— start Source records —

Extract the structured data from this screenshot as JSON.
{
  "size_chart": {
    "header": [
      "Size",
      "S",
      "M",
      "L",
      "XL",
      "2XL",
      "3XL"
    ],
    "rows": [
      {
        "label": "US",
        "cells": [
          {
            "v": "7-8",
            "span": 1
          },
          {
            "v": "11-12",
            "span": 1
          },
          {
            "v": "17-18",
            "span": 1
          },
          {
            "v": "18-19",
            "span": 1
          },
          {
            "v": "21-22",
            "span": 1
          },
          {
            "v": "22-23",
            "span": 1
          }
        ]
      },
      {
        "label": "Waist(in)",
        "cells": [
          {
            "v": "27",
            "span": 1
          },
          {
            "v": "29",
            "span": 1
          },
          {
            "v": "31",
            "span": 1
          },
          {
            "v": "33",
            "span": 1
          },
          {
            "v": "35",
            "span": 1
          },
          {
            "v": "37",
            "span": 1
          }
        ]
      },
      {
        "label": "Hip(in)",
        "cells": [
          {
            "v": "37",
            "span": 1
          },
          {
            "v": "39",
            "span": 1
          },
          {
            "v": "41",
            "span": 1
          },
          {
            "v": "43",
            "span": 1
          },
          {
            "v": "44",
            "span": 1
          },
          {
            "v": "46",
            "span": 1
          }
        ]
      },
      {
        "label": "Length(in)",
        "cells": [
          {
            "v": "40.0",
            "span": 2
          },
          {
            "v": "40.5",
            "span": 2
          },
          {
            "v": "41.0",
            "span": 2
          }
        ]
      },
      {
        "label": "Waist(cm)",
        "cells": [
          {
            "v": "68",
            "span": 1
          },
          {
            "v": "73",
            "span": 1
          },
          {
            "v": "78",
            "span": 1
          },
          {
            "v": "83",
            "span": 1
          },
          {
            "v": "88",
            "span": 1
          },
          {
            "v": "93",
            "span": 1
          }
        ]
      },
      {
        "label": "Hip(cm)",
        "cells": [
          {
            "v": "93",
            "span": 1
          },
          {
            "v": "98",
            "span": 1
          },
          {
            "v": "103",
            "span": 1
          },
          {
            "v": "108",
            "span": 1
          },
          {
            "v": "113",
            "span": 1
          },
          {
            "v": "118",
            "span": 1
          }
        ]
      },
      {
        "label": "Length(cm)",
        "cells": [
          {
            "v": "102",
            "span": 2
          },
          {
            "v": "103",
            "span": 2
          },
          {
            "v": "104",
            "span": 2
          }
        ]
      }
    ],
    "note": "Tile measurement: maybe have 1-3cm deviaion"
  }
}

— end Source records —

Extract every line containing the string "label" from the material.

        "label": "US",
        "label": "Waist(in)",
        "label": "Hip(in)",
        "label": "Length(in)",
        "label": "Waist(cm)",
        "label": "Hip(cm)",
        "label": "Length(cm)",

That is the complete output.